#### Written tasks:
a) Write out the passage of the DCT factorization text from "Stemming from the" to "and power consumption.".
b) Revise the records from the line with "Find all labels, buttons, inputs, and" to the line with "Text: 0,30 ±", replacing "Resa in biogas" with "Biogas yield" and keeping every other character unchanged. Leave the pictures out of your answer.

#### Text:
Stemming from the general theory presented in [16], in this brief, we derive a new factorization of the DCT-V of length $N=32$, which relies on five instances DCT-V of length $N=4$. Such a factorization leads not only to an architecture with a reduced number of multiplications but also to a noteworthy hardware reuse. The proposed 1D-DCT architecture, which relies on butterfly and butterfly-like structures can compute either one DCT-V of length $N=32$ or five DCT-V of length $N=4$, indeed. The proposed factorization has been tested with a fixed point model in encoder of the Joint Exploration Model (JEM, version HM-16.6-JEM-7.2) developed by the JVET group for the Versatile-Video-Coding (VVC) forthcoming standard, showing negligible quality loss and the corresponding architecture has been implemented on a 90 nm standard cell technology featuring low complexity and power consumption.

#### Data rows:
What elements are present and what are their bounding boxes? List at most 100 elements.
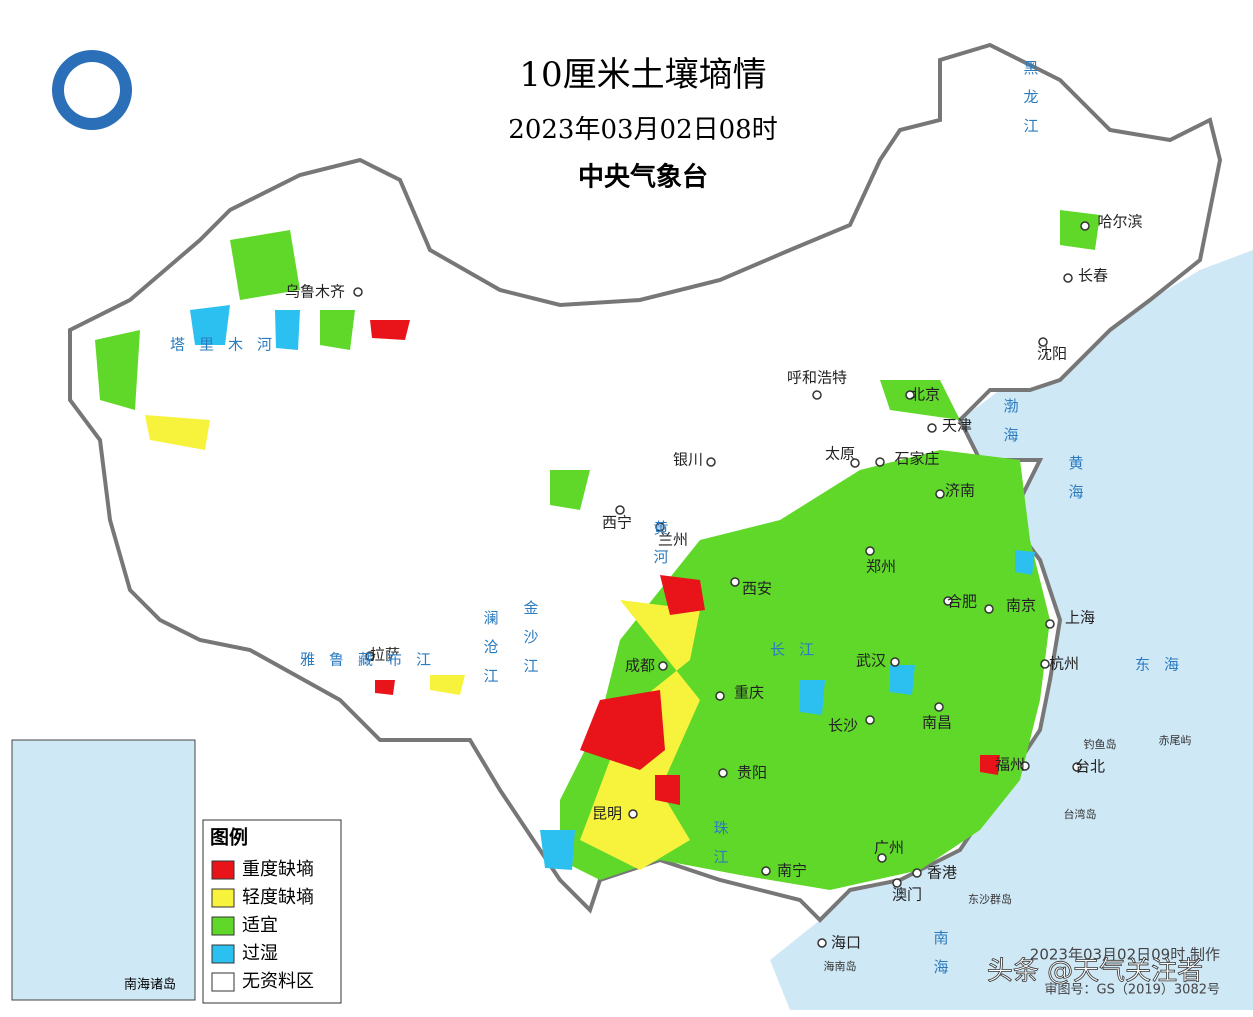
--
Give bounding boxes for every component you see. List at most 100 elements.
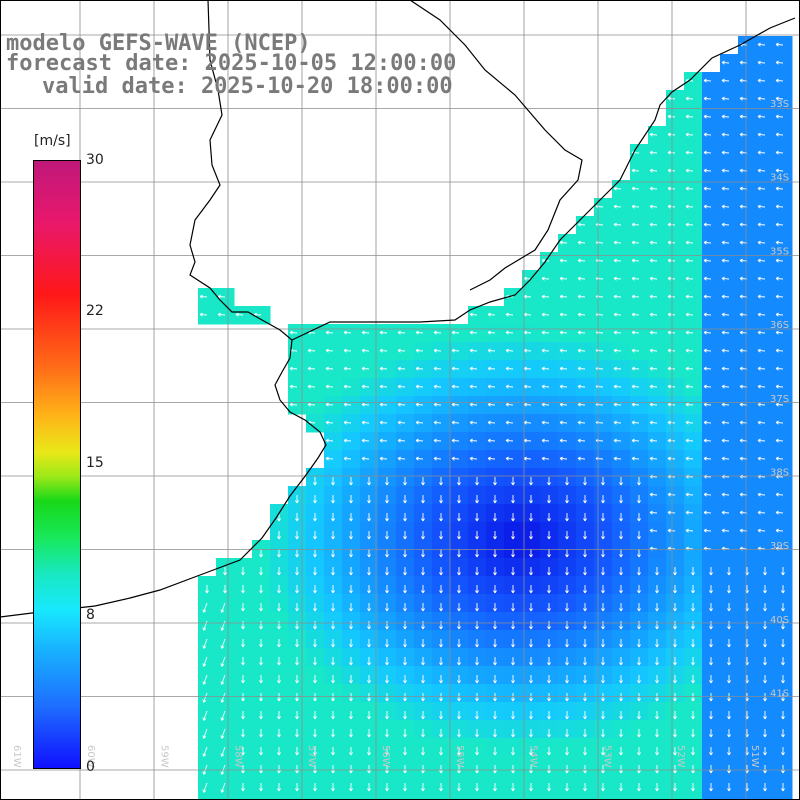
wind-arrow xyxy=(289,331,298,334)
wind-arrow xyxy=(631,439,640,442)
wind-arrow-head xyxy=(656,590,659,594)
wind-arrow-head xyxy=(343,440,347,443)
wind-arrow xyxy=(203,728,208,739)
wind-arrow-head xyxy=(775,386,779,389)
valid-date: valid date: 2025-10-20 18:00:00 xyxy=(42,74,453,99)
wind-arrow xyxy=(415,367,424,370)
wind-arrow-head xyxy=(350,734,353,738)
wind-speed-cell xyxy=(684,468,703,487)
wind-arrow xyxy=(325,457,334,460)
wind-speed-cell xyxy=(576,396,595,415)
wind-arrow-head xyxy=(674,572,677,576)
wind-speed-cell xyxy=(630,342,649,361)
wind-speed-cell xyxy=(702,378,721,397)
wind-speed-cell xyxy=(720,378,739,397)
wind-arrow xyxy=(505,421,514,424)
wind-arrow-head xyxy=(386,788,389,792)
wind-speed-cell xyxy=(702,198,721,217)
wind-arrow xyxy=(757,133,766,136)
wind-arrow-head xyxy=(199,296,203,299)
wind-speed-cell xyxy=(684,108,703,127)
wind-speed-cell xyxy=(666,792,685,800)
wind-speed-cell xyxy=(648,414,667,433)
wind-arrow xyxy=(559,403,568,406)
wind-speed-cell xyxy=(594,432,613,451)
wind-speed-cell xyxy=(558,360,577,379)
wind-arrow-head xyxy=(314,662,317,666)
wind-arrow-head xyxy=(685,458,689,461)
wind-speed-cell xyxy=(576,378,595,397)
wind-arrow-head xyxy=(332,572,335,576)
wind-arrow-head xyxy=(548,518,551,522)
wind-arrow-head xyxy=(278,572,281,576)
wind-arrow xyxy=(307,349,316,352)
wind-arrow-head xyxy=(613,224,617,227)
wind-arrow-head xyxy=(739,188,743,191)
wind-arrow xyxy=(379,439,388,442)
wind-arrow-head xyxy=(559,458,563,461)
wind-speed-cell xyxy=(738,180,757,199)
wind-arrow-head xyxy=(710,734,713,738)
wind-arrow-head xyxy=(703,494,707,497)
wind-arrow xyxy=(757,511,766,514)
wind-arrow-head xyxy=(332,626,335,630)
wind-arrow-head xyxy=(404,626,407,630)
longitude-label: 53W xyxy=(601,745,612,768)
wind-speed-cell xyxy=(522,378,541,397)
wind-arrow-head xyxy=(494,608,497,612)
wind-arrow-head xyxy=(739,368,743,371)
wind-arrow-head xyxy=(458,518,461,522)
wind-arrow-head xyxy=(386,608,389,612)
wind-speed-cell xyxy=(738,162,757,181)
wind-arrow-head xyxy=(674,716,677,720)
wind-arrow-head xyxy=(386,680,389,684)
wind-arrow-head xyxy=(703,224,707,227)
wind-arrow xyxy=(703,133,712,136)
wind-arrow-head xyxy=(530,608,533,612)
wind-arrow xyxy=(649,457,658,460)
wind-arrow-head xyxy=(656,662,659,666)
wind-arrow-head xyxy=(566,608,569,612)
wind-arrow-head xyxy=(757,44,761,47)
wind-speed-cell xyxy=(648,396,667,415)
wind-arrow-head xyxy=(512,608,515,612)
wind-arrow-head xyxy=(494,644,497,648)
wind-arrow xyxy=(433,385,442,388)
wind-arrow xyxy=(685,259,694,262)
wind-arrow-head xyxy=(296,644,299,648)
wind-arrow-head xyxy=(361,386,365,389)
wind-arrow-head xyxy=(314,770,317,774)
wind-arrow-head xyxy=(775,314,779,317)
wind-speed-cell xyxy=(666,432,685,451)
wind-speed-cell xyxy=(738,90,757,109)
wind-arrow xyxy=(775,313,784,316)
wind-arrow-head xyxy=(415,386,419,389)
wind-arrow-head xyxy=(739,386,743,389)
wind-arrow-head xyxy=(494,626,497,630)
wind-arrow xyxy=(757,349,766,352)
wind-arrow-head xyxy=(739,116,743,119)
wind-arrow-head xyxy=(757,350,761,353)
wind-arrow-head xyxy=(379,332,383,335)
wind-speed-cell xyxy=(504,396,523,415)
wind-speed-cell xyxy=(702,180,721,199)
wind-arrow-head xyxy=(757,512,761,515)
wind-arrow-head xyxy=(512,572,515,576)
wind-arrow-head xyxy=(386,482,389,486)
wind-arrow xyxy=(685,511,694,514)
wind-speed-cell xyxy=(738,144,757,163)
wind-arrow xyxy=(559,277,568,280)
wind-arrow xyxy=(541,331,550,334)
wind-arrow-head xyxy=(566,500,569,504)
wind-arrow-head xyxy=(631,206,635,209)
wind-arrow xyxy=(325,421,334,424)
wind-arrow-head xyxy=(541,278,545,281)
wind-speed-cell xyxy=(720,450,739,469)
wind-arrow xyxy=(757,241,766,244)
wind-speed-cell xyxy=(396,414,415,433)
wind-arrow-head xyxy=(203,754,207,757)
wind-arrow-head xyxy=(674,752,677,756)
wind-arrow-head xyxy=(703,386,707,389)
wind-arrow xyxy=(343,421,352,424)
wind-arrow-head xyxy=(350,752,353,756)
--
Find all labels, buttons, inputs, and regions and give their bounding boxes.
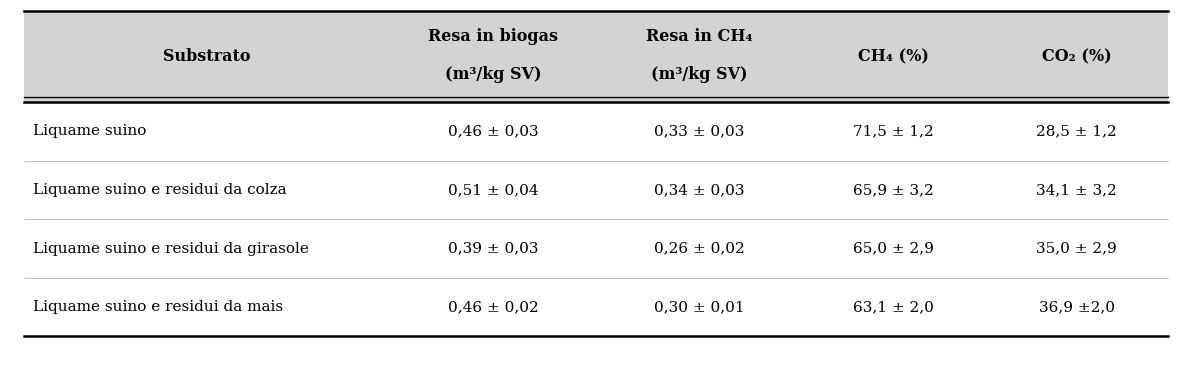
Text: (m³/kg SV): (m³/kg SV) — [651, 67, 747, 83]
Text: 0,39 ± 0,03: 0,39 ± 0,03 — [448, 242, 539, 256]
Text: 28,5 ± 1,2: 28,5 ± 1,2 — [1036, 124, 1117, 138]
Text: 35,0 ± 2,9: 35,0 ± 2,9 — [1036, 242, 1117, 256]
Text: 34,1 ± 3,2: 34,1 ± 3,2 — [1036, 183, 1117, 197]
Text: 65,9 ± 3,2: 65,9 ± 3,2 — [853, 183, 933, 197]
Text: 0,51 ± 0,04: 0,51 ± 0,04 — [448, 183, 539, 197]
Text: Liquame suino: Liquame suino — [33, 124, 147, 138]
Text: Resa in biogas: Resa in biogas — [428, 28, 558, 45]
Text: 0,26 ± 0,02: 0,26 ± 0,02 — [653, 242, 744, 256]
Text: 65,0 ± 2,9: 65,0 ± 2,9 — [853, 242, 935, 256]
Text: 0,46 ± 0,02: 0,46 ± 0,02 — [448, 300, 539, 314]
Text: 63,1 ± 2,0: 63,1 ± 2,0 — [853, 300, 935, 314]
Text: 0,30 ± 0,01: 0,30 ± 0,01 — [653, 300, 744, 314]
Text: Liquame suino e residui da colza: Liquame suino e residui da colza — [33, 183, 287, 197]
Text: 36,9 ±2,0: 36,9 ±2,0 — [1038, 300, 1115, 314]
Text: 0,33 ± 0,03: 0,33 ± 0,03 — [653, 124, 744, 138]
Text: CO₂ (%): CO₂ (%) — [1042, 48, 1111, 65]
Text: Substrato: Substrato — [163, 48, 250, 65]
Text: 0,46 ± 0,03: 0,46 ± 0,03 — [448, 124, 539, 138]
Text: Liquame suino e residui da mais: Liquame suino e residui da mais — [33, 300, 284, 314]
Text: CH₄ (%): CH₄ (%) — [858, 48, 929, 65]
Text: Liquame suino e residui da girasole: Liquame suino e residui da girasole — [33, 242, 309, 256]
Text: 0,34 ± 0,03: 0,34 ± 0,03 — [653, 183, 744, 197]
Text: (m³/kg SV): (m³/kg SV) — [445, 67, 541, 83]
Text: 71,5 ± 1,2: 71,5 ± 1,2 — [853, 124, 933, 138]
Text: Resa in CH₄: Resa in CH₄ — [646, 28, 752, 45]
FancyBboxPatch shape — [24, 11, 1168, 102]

#### Solutions to the problems:
a)
Stemming from the general theory presented in [16], in this brief, we derive a new factorization of the DCT-V of length $N=32$, which relies on five instances DCT-V of length $N=4$. Such a factorization leads not only to an architecture with a reduced number of multiplications but also to a noteworthy hardware reuse. The proposed 1D-DCT architecture, which relies on butterfly and butterfly-like structures can compute either one DCT-V of length $N=32$ or five DCT-V of length $N=4$, indeed. The proposed factorization has been tested with a fixed point model in encoder of the Joint Exploration Model (JEM, version HM-16.6-JEM-7.2) developed by the JVET group for the Versatile-Video-Coding (VVC) forthcoming standard, showing negligible quality loss and the corresponding architecture has been implemented on a 90 nm standard cell technology featuring low complexity and power consumption.

b)
Find all labels, buttons, inputs, and regions and give their bounding boxes.
Text: (m³/kg SV): (m³/kg SV) — [651, 67, 747, 83]
Text: 0,39 ± 0,03: 0,39 ± 0,03 — [448, 242, 539, 256]
Text: 28,5 ± 1,2: 28,5 ± 1,2 — [1036, 124, 1117, 138]
Text: 35,0 ± 2,9: 35,0 ± 2,9 — [1036, 242, 1117, 256]
Text: 34,1 ± 3,2: 34,1 ± 3,2 — [1036, 183, 1117, 197]
Text: 65,9 ± 3,2: 65,9 ± 3,2 — [853, 183, 933, 197]
Text: 0,51 ± 0,04: 0,51 ± 0,04 — [448, 183, 539, 197]
Text: Liquame suino: Liquame suino — [33, 124, 147, 138]
Text: Biogas yield: Biogas yield — [428, 28, 558, 45]
Text: 0,26 ± 0,02: 0,26 ± 0,02 — [653, 242, 744, 256]
Text: 65,0 ± 2,9: 65,0 ± 2,9 — [853, 242, 935, 256]
Text: 0,46 ± 0,02: 0,46 ± 0,02 — [448, 300, 539, 314]
Text: 63,1 ± 2,0: 63,1 ± 2,0 — [853, 300, 935, 314]
Text: 0,30 ± 0,01: 0,30 ± 0,01 — [653, 300, 744, 314]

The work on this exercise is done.